##### ENTRIES PROVIDED #####

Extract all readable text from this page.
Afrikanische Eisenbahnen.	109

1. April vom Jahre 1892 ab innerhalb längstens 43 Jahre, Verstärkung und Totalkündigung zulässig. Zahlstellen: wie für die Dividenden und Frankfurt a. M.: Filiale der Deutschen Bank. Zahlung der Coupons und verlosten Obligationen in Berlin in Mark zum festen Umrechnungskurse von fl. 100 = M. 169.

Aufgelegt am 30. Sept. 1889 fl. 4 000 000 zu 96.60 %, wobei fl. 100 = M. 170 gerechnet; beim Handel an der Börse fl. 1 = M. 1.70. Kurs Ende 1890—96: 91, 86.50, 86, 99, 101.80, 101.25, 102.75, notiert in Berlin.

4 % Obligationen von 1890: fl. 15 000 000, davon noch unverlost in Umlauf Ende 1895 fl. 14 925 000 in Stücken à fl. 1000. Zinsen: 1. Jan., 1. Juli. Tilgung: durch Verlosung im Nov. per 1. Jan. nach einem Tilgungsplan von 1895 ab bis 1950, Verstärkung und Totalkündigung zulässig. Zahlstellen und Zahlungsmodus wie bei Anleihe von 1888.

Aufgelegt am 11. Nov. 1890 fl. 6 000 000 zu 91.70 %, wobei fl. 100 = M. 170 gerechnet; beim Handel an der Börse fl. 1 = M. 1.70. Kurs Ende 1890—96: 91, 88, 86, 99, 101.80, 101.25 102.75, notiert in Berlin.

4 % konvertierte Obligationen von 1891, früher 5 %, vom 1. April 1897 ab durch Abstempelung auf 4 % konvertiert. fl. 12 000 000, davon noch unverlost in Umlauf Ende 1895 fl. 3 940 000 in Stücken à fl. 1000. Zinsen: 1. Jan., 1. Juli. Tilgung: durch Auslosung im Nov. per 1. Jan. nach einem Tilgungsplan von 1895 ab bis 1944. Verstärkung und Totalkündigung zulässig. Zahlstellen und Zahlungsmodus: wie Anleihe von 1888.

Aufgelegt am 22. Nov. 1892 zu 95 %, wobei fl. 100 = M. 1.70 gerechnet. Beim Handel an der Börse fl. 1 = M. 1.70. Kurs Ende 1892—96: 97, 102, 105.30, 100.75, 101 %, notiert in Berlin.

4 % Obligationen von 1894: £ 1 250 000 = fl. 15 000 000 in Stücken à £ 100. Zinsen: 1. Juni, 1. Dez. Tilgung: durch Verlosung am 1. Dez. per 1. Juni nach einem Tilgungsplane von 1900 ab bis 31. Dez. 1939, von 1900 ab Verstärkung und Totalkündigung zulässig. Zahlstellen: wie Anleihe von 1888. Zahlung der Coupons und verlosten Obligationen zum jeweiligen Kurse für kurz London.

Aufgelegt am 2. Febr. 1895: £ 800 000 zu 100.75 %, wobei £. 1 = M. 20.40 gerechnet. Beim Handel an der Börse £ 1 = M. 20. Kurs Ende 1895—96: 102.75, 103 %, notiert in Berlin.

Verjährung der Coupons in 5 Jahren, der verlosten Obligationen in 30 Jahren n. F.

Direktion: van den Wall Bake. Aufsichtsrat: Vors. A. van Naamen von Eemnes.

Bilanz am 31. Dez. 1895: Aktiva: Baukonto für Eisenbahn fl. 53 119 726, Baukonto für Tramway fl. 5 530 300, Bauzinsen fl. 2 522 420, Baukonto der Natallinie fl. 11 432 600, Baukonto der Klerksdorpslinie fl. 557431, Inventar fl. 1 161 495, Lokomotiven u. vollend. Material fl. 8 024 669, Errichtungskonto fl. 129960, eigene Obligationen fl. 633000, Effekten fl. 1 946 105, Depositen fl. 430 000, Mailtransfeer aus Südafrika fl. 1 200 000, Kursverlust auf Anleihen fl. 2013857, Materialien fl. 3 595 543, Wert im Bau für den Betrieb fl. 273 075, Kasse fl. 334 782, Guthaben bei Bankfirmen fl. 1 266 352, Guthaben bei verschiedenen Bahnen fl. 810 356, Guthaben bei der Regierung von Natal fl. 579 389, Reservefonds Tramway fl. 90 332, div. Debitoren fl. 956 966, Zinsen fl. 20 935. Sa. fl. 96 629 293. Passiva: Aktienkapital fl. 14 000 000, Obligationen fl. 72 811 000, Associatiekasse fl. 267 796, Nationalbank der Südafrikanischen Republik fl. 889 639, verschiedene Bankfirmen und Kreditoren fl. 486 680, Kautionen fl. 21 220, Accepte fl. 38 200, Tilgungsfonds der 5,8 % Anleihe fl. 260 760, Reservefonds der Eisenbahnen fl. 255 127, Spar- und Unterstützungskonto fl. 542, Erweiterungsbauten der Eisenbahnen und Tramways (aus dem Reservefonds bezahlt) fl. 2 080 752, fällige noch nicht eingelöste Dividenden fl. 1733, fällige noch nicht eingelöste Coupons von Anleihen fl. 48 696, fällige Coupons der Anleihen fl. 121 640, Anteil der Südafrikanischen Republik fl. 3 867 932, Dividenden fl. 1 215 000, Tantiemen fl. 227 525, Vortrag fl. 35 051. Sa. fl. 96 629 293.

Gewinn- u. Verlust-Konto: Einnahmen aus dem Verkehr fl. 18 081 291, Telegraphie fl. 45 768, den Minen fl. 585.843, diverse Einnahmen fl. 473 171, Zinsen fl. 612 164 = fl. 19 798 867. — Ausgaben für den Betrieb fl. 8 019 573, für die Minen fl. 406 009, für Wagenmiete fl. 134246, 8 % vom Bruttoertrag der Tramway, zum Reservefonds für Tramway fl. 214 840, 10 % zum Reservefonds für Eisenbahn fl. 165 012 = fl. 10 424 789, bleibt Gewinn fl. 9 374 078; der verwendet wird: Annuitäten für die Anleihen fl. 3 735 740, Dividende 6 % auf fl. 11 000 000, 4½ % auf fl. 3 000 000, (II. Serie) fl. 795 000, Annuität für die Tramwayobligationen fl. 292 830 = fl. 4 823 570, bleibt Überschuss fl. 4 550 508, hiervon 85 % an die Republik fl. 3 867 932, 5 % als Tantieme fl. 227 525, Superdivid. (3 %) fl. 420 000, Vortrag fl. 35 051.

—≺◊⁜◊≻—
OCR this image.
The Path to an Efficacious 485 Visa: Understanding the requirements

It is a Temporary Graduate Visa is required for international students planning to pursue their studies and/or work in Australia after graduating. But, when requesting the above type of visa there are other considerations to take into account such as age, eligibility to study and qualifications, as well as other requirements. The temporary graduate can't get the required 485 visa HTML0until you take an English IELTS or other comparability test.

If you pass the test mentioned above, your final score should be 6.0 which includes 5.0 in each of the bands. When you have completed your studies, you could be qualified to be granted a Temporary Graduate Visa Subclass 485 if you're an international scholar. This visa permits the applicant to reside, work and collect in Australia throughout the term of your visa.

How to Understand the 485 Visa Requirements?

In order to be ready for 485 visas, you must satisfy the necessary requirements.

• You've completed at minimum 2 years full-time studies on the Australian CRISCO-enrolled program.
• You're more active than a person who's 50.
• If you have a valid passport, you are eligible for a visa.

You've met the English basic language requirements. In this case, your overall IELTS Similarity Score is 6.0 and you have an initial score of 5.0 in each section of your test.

#####

# PROBLEM:
The records above should be restated word for word, please.

# REPLY:
Extract all readable text from this page.
Afrikanische Eisenbahnen.	109

1. April vom Jahre 1892 ab innerhalb längstens 43 Jahre, Verstärkung und Totalkündigung zulässig. Zahlstellen: wie für die Dividenden und Frankfurt a. M.: Filiale der Deutschen Bank. Zahlung der Coupons und verlosten Obligationen in Berlin in Mark zum festen Umrechnungskurse von fl. 100 = M. 169.

Aufgelegt am 30. Sept. 1889 fl. 4 000 000 zu 96.60 %, wobei fl. 100 = M. 170 gerechnet; beim Handel an der Börse fl. 1 = M. 1.70. Kurs Ende 1890—96: 91, 86.50, 86, 99, 101.80, 101.25, 102.75, notiert in Berlin.

4 % Obligationen von 1890: fl. 15 000 000, davon noch unverlost in Umlauf Ende 1895 fl. 14 925 000 in Stücken à fl. 1000. Zinsen: 1. Jan., 1. Juli. Tilgung: durch Verlosung im Nov. per 1. Jan. nach einem Tilgungsplan von 1895 ab bis 1950, Verstärkung und Totalkündigung zulässig. Zahlstellen und Zahlungsmodus wie bei Anleihe von 1888.

Aufgelegt am 11. Nov. 1890 fl. 6 000 000 zu 91.70 %, wobei fl. 100 = M. 170 gerechnet; beim Handel an der Börse fl. 1 = M. 1.70. Kurs Ende 1890—96: 91, 88, 86, 99, 101.80, 101.25 102.75, notiert in Berlin.

4 % konvertierte Obligationen von 1891, früher 5 %, vom 1. April 1897 ab durch Abstempelung auf 4 % konvertiert. fl. 12 000 000, davon noch unverlost in Umlauf Ende 1895 fl. 3 940 000 in Stücken à fl. 1000. Zinsen: 1. Jan., 1. Juli. Tilgung: durch Auslosung im Nov. per 1. Jan. nach einem Tilgungsplan von 1895 ab bis 1944. Verstärkung und Totalkündigung zulässig. Zahlstellen und Zahlungsmodus: wie Anleihe von 1888.

Aufgelegt am 22. Nov. 1892 zu 95 %, wobei fl. 100 = M. 1.70 gerechnet. Beim Handel an der Börse fl. 1 = M. 1.70. Kurs Ende 1892—96: 97, 102, 105.30, 100.75, 101 %, notiert in Berlin.

4 % Obligationen von 1894: £ 1 250 000 = fl. 15 000 000 in Stücken à £ 100. Zinsen: 1. Juni, 1. Dez. Tilgung: durch Verlosung am 1. Dez. per 1. Juni nach einem Tilgungsplane von 1900 ab bis 31. Dez. 1939, von 1900 ab Verstärkung und Totalkündigung zulässig. Zahlstellen: wie Anleihe von 1888. Zahlung der Coupons und verlosten Obligationen zum jeweiligen Kurse für kurz London.

Aufgelegt am 2. Febr. 1895: £ 800 000 zu 100.75 %, wobei £. 1 = M. 20.40 gerechnet. Beim Handel an der Börse £ 1 = M. 20. Kurs Ende 1895—96: 102.75, 103 %, notiert in Berlin.

Verjährung der Coupons in 5 Jahren, der verlosten Obligationen in 30 Jahren n. F.

Direktion: van den Wall Bake. Aufsichtsrat: Vors. A. van Naamen von Eemnes.

Bilanz am 31. Dez. 1895: Aktiva: Baukonto für Eisenbahn fl. 53 119 726, Baukonto für Tramway fl. 5 530 300, Bauzinsen fl. 2 522 420, Baukonto der Natallinie fl. 11 432 600, Baukonto der Klerksdorpslinie fl. 557431, Inventar fl. 1 161 495, Lokomotiven u. vollend. Material fl. 8 024 669, Errichtungskonto fl. 129960, eigene Obligationen fl. 633000, Effekten fl. 1 946 105, Depositen fl. 430 000, Mailtransfeer aus Südafrika fl. 1 200 000, Kursverlust auf Anleihen fl. 2013857, Materialien fl. 3 595 543, Wert im Bau für den Betrieb fl. 273 075, Kasse fl. 334 782, Guthaben bei Bankfirmen fl. 1 266 352, Guthaben bei verschiedenen Bahnen fl. 810 356, Guthaben bei der Regierung von Natal fl. 579 389, Reservefonds Tramway fl. 90 332, div. Debitoren fl. 956 966, Zinsen fl. 20 935. Sa. fl. 96 629 293. Passiva: Aktienkapital fl. 14 000 000, Obligationen fl. 72 811 000, Associatiekasse fl. 267 796, Nationalbank der Südafrikanischen Republik fl. 889 639, verschiedene Bankfirmen und Kreditoren fl. 486 680, Kautionen fl. 21 220, Accepte fl. 38 200, Tilgungsfonds der 5,8 % Anleihe fl. 260 760, Reservefonds der Eisenbahnen fl. 255 127, Spar- und Unterstützungskonto fl. 542, Erweiterungsbauten der Eisenbahnen und Tramways (aus dem Reservefonds bezahlt) fl. 2 080 752, fällige noch nicht eingelöste Dividenden fl. 1733, fällige noch nicht eingelöste Coupons von Anleihen fl. 48 696, fällige Coupons der Anleihen fl. 121 640, Anteil der Südafrikanischen Republik fl. 3 867 932, Dividenden fl. 1 215 000, Tantiemen fl. 227 525, Vortrag fl. 35 051. Sa. fl. 96 629 293.

Gewinn- u. Verlust-Konto: Einnahmen aus dem Verkehr fl. 18 081 291, Telegraphie fl. 45 768, den Minen fl. 585.843, diverse Einnahmen fl. 473 171, Zinsen fl. 612 164 = fl. 19 798 867. — Ausgaben für den Betrieb fl. 8 019 573, für die Minen fl. 406 009, für Wagenmiete fl. 134246, 8 % vom Bruttoertrag der Tramway, zum Reservefonds für Tramway fl. 214 840, 10 % zum Reservefonds für Eisenbahn fl. 165 012 = fl. 10 424 789, bleibt Gewinn fl. 9 374 078; der verwendet wird: Annuitäten für die Anleihen fl. 3 735 740, Dividende 6 % auf fl. 11 000 000, 4½ % auf fl. 3 000 000, (II. Serie) fl. 795 000, Annuität für die Tramwayobligationen fl. 292 830 = fl. 4 823 570, bleibt Überschuss fl. 4 550 508, hiervon 85 % an die Republik fl. 3 867 932, 5 % als Tantieme fl. 227 525, Superdivid. (3 %) fl. 420 000, Vortrag fl. 35 051.

—≺◊⁜◊≻—
OCR this image.
The Path to an Efficacious 485 Visa: Understanding the requirements

It is a Temporary Graduate Visa is required for international students planning to pursue their studies and/or work in Australia after graduating. But, when requesting the above type of visa there are other considerations to take into account such as age, eligibility to study and qualifications, as well as other requirements. The temporary graduate can't get the required 485 visa HTML0until you take an English IELTS or other comparability test.

If you pass the test mentioned above, your final score should be 6.0 which includes 5.0 in each of the bands. When you have completed your studies, you could be qualified to be granted a Temporary Graduate Visa Subclass 485 if you're an international scholar. This visa permits the applicant to reside, work and collect in Australia throughout the term of your visa.

How to Understand the 485 Visa Requirements?

In order to be ready for 485 visas, you must satisfy the necessary requirements.

• You've completed at minimum 2 years full-time studies on the Australian CRISCO-enrolled program.
• You're more active than a person who's 50.
• If you have a valid passport, you are eligible for a visa.

You've met the English basic language requirements. In this case, your overall IELTS Similarity Score is 6.0 and you have an initial score of 5.0 in each section of your test.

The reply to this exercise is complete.